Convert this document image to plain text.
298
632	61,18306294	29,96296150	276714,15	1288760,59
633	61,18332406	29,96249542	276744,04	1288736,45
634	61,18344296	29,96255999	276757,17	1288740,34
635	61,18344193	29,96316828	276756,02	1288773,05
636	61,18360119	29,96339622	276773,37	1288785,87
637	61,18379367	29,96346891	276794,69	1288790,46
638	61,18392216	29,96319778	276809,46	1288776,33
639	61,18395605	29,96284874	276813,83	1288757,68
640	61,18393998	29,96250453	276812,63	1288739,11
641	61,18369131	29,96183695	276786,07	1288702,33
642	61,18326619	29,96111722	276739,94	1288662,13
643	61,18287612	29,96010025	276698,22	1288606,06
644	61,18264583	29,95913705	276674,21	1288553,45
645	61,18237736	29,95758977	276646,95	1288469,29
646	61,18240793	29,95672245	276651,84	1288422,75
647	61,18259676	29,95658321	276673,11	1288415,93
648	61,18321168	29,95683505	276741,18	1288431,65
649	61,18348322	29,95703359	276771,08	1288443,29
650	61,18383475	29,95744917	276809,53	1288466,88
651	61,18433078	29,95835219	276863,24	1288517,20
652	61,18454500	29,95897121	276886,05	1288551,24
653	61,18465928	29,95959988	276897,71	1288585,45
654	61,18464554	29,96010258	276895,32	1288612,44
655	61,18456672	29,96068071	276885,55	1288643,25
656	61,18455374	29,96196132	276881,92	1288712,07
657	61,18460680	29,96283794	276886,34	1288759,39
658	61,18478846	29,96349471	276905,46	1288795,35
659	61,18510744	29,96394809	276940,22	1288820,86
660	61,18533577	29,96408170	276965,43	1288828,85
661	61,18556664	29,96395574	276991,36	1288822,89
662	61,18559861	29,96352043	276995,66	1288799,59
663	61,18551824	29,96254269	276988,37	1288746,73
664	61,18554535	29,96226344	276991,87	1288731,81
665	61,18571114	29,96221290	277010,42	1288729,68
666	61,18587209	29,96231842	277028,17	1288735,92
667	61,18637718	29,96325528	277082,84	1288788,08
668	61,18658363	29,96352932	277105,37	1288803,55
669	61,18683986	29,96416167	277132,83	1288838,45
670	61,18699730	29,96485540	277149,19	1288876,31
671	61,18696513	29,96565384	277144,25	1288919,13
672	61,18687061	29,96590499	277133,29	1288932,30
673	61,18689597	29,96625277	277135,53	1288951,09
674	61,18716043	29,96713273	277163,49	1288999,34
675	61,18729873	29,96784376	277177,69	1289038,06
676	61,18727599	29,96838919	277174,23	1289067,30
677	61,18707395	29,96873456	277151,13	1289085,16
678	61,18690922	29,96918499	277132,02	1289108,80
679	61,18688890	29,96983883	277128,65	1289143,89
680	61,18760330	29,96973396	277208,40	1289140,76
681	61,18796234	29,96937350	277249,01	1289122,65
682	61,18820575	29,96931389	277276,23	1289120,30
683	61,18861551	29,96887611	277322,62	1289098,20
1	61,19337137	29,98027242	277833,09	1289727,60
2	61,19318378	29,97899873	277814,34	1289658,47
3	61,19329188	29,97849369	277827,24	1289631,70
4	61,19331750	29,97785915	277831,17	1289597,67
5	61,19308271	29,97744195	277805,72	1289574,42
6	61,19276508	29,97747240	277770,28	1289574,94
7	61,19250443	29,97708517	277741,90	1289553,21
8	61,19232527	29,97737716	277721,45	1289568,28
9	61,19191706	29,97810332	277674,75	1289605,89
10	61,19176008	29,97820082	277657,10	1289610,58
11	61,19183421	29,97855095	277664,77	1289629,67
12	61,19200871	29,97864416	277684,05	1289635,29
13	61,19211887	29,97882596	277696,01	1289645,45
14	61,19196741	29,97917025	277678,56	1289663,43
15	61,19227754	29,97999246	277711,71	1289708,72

※

__TASK TO COMPLETE__
All of the entries must be quoted exactly; please include each one.

__OUTPUT FOR THIS EXERCISE__
Convert this document image to plain text.
298
632	61,18306294	29,96296150	276714,15	1288760,59
633	61,18332406	29,96249542	276744,04	1288736,45
634	61,18344296	29,96255999	276757,17	1288740,34
635	61,18344193	29,96316828	276756,02	1288773,05
636	61,18360119	29,96339622	276773,37	1288785,87
637	61,18379367	29,96346891	276794,69	1288790,46
638	61,18392216	29,96319778	276809,46	1288776,33
639	61,18395605	29,96284874	276813,83	1288757,68
640	61,18393998	29,96250453	276812,63	1288739,11
641	61,18369131	29,96183695	276786,07	1288702,33
642	61,18326619	29,96111722	276739,94	1288662,13
643	61,18287612	29,96010025	276698,22	1288606,06
644	61,18264583	29,95913705	276674,21	1288553,45
645	61,18237736	29,95758977	276646,95	1288469,29
646	61,18240793	29,95672245	276651,84	1288422,75
647	61,18259676	29,95658321	276673,11	1288415,93
648	61,18321168	29,95683505	276741,18	1288431,65
649	61,18348322	29,95703359	276771,08	1288443,29
650	61,18383475	29,95744917	276809,53	1288466,88
651	61,18433078	29,95835219	276863,24	1288517,20
652	61,18454500	29,95897121	276886,05	1288551,24
653	61,18465928	29,95959988	276897,71	1288585,45
654	61,18464554	29,96010258	276895,32	1288612,44
655	61,18456672	29,96068071	276885,55	1288643,25
656	61,18455374	29,96196132	276881,92	1288712,07
657	61,18460680	29,96283794	276886,34	1288759,39
658	61,18478846	29,96349471	276905,46	1288795,35
659	61,18510744	29,96394809	276940,22	1288820,86
660	61,18533577	29,96408170	276965,43	1288828,85
661	61,18556664	29,96395574	276991,36	1288822,89
662	61,18559861	29,96352043	276995,66	1288799,59
663	61,18551824	29,96254269	276988,37	1288746,73
664	61,18554535	29,96226344	276991,87	1288731,81
665	61,18571114	29,96221290	277010,42	1288729,68
666	61,18587209	29,96231842	277028,17	1288735,92
667	61,18637718	29,96325528	277082,84	1288788,08
668	61,18658363	29,96352932	277105,37	1288803,55
669	61,18683986	29,96416167	277132,83	1288838,45
670	61,18699730	29,96485540	277149,19	1288876,31
671	61,18696513	29,96565384	277144,25	1288919,13
672	61,18687061	29,96590499	277133,29	1288932,30
673	61,18689597	29,96625277	277135,53	1288951,09
674	61,18716043	29,96713273	277163,49	1288999,34
675	61,18729873	29,96784376	277177,69	1289038,06
676	61,18727599	29,96838919	277174,23	1289067,30
677	61,18707395	29,96873456	277151,13	1289085,16
678	61,18690922	29,96918499	277132,02	1289108,80
679	61,18688890	29,96983883	277128,65	1289143,89
680	61,18760330	29,96973396	277208,40	1289140,76
681	61,18796234	29,96937350	277249,01	1289122,65
682	61,18820575	29,96931389	277276,23	1289120,30
683	61,18861551	29,96887611	277322,62	1289098,20
1	61,19337137	29,98027242	277833,09	1289727,60
2	61,19318378	29,97899873	277814,34	1289658,47
3	61,19329188	29,97849369	277827,24	1289631,70
4	61,19331750	29,97785915	277831,17	1289597,67
5	61,19308271	29,97744195	277805,72	1289574,42
6	61,19276508	29,97747240	277770,28	1289574,94
7	61,19250443	29,97708517	277741,90	1289553,21
8	61,19232527	29,97737716	277721,45	1289568,28
9	61,19191706	29,97810332	277674,75	1289605,89
10	61,19176008	29,97820082	277657,10	1289610,58
11	61,19183421	29,97855095	277664,77	1289629,67
12	61,19200871	29,97864416	277684,05	1289635,29
13	61,19211887	29,97882596	277696,01	1289645,45
14	61,19196741	29,97917025	277678,56	1289663,43
15	61,19227754	29,97999246	277711,71	1289708,72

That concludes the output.